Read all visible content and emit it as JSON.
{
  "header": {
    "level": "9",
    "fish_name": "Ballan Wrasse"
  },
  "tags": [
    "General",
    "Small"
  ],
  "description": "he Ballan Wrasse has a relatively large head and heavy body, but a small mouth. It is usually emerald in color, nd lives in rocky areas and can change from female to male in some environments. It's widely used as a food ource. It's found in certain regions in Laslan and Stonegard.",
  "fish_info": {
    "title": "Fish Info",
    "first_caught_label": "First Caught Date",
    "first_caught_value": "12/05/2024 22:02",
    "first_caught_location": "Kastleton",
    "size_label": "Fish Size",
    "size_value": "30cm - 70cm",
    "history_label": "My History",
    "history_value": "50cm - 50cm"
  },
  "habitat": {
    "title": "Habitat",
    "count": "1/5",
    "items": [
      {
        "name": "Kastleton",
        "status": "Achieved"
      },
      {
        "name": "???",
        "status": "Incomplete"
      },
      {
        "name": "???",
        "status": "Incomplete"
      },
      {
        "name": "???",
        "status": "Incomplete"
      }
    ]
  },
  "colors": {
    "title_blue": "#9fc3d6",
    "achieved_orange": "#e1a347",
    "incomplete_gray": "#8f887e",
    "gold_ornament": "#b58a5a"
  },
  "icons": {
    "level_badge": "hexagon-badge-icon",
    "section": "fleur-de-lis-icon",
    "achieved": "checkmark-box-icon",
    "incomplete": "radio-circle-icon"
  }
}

________________________

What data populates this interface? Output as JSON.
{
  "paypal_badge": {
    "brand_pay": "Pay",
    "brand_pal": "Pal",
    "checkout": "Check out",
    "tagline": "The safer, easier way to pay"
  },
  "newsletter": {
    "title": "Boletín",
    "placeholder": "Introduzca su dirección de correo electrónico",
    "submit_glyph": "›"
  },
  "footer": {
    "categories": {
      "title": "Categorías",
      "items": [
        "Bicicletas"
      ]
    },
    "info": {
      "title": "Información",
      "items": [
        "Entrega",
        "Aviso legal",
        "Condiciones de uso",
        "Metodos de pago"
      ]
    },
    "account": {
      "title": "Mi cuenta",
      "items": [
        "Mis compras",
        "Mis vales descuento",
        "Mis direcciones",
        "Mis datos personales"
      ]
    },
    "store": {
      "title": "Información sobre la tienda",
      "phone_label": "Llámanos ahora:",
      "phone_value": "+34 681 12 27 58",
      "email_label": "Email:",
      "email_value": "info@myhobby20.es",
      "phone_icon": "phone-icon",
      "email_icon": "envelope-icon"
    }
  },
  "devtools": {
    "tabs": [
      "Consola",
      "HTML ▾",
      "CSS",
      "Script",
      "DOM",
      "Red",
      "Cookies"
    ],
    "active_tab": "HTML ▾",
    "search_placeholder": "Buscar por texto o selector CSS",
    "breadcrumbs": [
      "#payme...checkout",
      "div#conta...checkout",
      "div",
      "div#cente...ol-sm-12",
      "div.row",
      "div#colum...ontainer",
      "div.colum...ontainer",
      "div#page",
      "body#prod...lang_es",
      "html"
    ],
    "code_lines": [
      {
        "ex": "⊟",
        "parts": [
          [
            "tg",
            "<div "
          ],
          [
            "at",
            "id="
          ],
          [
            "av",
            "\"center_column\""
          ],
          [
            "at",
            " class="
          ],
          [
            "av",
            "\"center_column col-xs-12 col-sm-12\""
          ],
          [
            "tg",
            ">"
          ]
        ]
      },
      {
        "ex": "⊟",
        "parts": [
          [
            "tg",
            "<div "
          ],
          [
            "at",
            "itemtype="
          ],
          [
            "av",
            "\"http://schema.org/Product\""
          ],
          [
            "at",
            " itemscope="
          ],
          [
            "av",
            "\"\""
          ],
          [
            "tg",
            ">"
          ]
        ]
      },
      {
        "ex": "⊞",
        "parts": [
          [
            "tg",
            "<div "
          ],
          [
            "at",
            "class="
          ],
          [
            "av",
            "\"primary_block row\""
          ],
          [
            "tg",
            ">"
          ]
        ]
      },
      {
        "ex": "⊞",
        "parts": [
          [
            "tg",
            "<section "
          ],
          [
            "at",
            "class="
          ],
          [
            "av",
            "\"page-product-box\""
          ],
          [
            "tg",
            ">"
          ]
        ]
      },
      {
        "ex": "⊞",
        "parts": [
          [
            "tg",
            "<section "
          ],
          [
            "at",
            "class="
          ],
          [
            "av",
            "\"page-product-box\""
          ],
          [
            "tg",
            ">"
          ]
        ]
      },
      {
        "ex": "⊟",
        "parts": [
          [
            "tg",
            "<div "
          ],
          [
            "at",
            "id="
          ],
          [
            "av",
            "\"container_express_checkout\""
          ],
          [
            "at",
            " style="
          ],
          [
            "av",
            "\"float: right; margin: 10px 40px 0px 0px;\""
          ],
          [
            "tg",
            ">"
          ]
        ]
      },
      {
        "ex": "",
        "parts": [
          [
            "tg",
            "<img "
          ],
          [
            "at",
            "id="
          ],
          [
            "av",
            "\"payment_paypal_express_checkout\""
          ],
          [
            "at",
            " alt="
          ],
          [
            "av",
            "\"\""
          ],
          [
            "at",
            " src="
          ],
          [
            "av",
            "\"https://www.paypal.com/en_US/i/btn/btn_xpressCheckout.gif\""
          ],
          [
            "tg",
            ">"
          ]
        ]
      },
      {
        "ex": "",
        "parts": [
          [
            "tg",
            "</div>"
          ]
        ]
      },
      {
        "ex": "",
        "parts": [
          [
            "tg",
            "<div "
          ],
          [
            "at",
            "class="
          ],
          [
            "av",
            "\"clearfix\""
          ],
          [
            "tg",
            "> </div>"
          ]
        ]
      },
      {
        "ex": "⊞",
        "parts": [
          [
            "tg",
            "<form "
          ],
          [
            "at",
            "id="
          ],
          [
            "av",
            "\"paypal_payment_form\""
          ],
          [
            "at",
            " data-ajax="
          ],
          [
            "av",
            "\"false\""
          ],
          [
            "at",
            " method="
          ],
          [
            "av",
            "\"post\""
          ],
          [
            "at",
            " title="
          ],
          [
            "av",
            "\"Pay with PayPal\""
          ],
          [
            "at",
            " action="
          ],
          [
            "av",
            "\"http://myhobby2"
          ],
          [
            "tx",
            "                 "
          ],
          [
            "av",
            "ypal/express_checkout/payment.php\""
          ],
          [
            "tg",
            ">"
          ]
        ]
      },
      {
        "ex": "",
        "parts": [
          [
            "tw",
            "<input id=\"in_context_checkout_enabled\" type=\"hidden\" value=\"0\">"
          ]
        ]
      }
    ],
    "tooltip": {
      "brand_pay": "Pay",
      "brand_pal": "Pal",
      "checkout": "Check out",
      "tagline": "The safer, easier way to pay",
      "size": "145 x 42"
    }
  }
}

________________________

* _Task statement_:
Copy in full each line that holds the word "JSON".

* _Expected answer_:
Read all visible content and emit it as JSON.
What data populates this interface? Output as JSON.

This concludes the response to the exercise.